---- Given entries

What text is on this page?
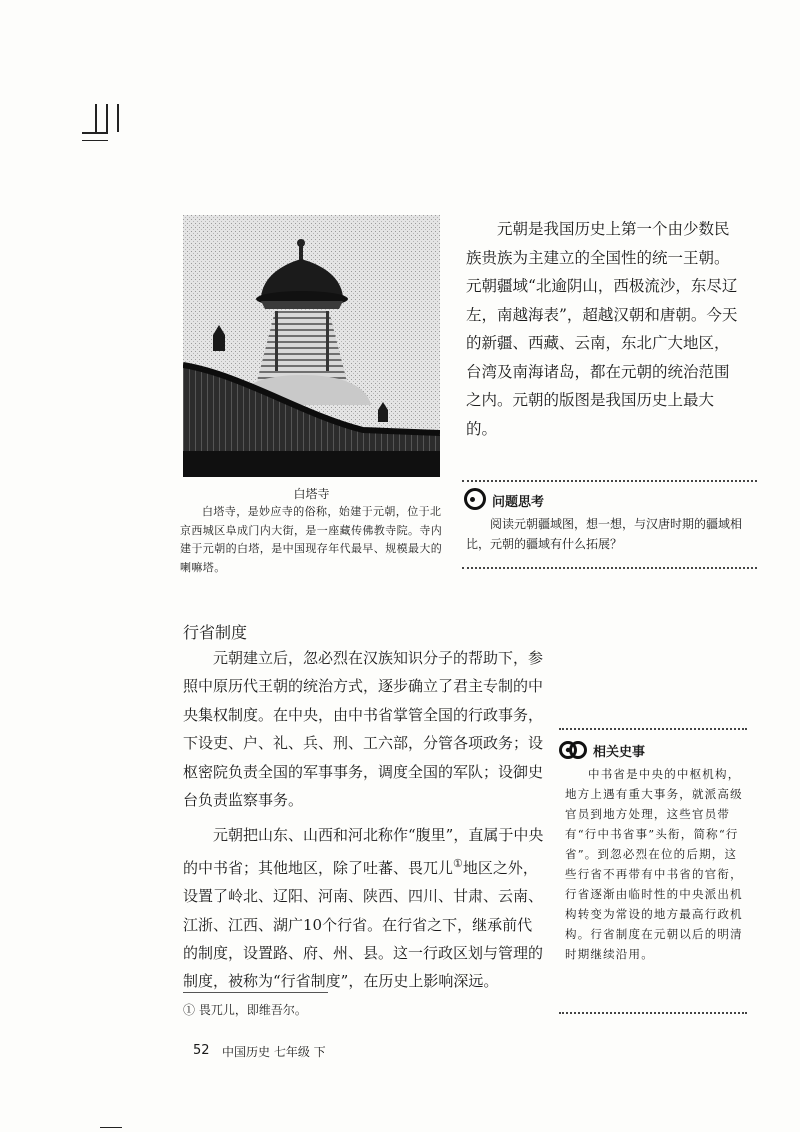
白塔寺

白塔寺，是妙应寺的俗称，始建于元朝，位于北京西城区阜成门内大街，是一座藏传佛教寺院。寺内建于元朝的白塔，是中国现存年代最早、规模最大的喇嘛塔。

元朝是我国历史上第一个由少数民族贵族为主建立的全国性的统一王朝。元朝疆域“北逾阴山，西极流沙，东尽辽左，南越海表”，超越汉朝和唐朝。今天的新疆、西藏、云南，东北广大地区，台湾及南海诸岛，都在元朝的统治范围之内。元朝的版图是我国历史上最大的。

问题思考

阅读元朝疆域图，想一想，与汉唐时期的疆域相比，元朝的疆域有什么拓展？

行省制度

元朝建立后，忽必烈在汉族知识分子的帮助下，参照中原历代王朝的统治方式，逐步确立了君主专制的中央集权制度。在中央，由中书省掌管全国的行政事务，下设吏、户、礼、兵、刑、工六部，分管各项政务；设枢密院负责全国的军事事务，调度全国的军队；设御史台负责监察事务。

元朝把山东、山西和河北称作“腹里”，直属于中央的中书省；其他地区，除了吐蕃、畏兀儿①地区之外，设置了岭北、辽阳、河南、陕西、四川、甘肃、云南、江浙、江西、湖广10个行省。在行省之下，继承前代的制度，设置路、府、州、县。这一行政区划与管理的制度，被称为“行省制度”，在历史上影响深远。

相关史事

中书省是中央的中枢机构，地方上遇有重大事务，就派高级官员到地方处理，这些官员带有“行中书省事”头衔，简称“行省”。到忽必烈在位的后期，这些行省不再带有中书省的官衔，行省逐渐由临时性的中央派出机构转变为常设的地方最高行政机构。行省制度在元朝以后的明清时期继续沿用。

① 畏兀儿，即维吾尔。
52 中国历史 七年级 下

--------

Your task is to return the entries above exactly, with no pictures.

What text is on this page?
白塔寺

白塔寺，是妙应寺的俗称，始建于元朝，位于北京西城区阜成门内大街，是一座藏传佛教寺院。寺内建于元朝的白塔，是中国现存年代最早、规模最大的喇嘛塔。

元朝是我国历史上第一个由少数民族贵族为主建立的全国性的统一王朝。元朝疆域“北逾阴山，西极流沙，东尽辽左，南越海表”，超越汉朝和唐朝。今天的新疆、西藏、云南，东北广大地区，台湾及南海诸岛，都在元朝的统治范围之内。元朝的版图是我国历史上最大的。

问题思考

阅读元朝疆域图，想一想，与汉唐时期的疆域相比，元朝的疆域有什么拓展？

行省制度

元朝建立后，忽必烈在汉族知识分子的帮助下，参照中原历代王朝的统治方式，逐步确立了君主专制的中央集权制度。在中央，由中书省掌管全国的行政事务，下设吏、户、礼、兵、刑、工六部，分管各项政务；设枢密院负责全国的军事事务，调度全国的军队；设御史台负责监察事务。

元朝把山东、山西和河北称作“腹里”，直属于中央的中书省；其他地区，除了吐蕃、畏兀儿①地区之外，设置了岭北、辽阳、河南、陕西、四川、甘肃、云南、江浙、江西、湖广10个行省。在行省之下，继承前代的制度，设置路、府、州、县。这一行政区划与管理的制度，被称为“行省制度”，在历史上影响深远。

相关史事

中书省是中央的中枢机构，地方上遇有重大事务，就派高级官员到地方处理，这些官员带有“行中书省事”头衔，简称“行省”。到忽必烈在位的后期，这些行省不再带有中书省的官衔，行省逐渐由临时性的中央派出机构转变为常设的地方最高行政机构。行省制度在元朝以后的明清时期继续沿用。

① 畏兀儿，即维吾尔。
52 中国历史 七年级 下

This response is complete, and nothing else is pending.